* Records from a dataset *
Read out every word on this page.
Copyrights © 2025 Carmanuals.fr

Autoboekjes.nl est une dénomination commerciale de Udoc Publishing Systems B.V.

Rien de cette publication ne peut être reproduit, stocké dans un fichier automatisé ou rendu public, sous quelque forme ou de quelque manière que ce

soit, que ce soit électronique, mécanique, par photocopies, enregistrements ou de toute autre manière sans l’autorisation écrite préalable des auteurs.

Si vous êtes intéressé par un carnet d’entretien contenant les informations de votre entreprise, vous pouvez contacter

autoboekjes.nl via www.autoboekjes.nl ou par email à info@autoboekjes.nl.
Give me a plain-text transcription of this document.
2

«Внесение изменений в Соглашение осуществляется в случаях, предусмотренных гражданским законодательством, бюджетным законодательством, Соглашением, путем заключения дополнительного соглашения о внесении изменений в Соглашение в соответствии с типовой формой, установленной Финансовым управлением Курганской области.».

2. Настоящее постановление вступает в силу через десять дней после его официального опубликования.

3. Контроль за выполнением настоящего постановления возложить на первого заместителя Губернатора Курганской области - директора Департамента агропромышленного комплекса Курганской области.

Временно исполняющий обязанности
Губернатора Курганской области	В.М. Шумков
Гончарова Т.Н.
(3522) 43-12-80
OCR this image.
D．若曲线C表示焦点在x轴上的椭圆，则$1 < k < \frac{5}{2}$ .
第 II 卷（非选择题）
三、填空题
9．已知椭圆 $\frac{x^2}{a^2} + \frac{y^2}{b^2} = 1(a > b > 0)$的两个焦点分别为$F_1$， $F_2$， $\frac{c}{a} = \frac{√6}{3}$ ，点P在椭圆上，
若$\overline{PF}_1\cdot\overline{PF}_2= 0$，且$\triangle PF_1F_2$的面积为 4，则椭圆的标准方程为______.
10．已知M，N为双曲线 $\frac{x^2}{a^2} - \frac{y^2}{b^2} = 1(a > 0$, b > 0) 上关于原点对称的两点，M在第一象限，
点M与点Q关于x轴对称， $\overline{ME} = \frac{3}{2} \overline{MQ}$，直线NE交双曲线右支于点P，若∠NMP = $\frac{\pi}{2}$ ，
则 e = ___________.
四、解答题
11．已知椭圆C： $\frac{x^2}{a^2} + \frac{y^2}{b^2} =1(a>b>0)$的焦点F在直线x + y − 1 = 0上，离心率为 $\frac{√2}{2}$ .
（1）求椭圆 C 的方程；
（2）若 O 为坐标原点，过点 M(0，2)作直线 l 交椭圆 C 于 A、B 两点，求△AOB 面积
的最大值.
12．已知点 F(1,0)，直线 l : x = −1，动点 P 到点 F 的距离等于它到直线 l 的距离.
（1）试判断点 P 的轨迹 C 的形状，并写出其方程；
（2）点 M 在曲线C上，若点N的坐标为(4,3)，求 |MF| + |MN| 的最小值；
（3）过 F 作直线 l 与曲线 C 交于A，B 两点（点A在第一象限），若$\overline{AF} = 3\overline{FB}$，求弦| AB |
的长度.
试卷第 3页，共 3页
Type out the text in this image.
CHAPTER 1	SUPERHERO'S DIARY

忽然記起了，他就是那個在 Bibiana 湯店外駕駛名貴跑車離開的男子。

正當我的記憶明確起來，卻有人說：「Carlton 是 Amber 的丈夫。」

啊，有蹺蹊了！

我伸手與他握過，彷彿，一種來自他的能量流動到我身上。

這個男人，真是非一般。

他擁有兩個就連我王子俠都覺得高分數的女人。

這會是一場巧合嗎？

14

* Goal *
Output exactly the lines from the one containing "Type out the text in this image." through the last line of the entries, both ends included.

* Solution to this task *
Type out the text in this image.
CHAPTER 1	SUPERHERO'S DIARY

忽然記起了，他就是那個在 Bibiana 湯店外駕駛名貴跑車離開的男子。

正當我的記憶明確起來，卻有人說：「Carlton 是 Amber 的丈夫。」

啊，有蹺蹊了！

我伸手與他握過，彷彿，一種來自他的能量流動到我身上。

這個男人，真是非一般。

他擁有兩個就連我王子俠都覺得高分數的女人。

這會是一場巧合嗎？

14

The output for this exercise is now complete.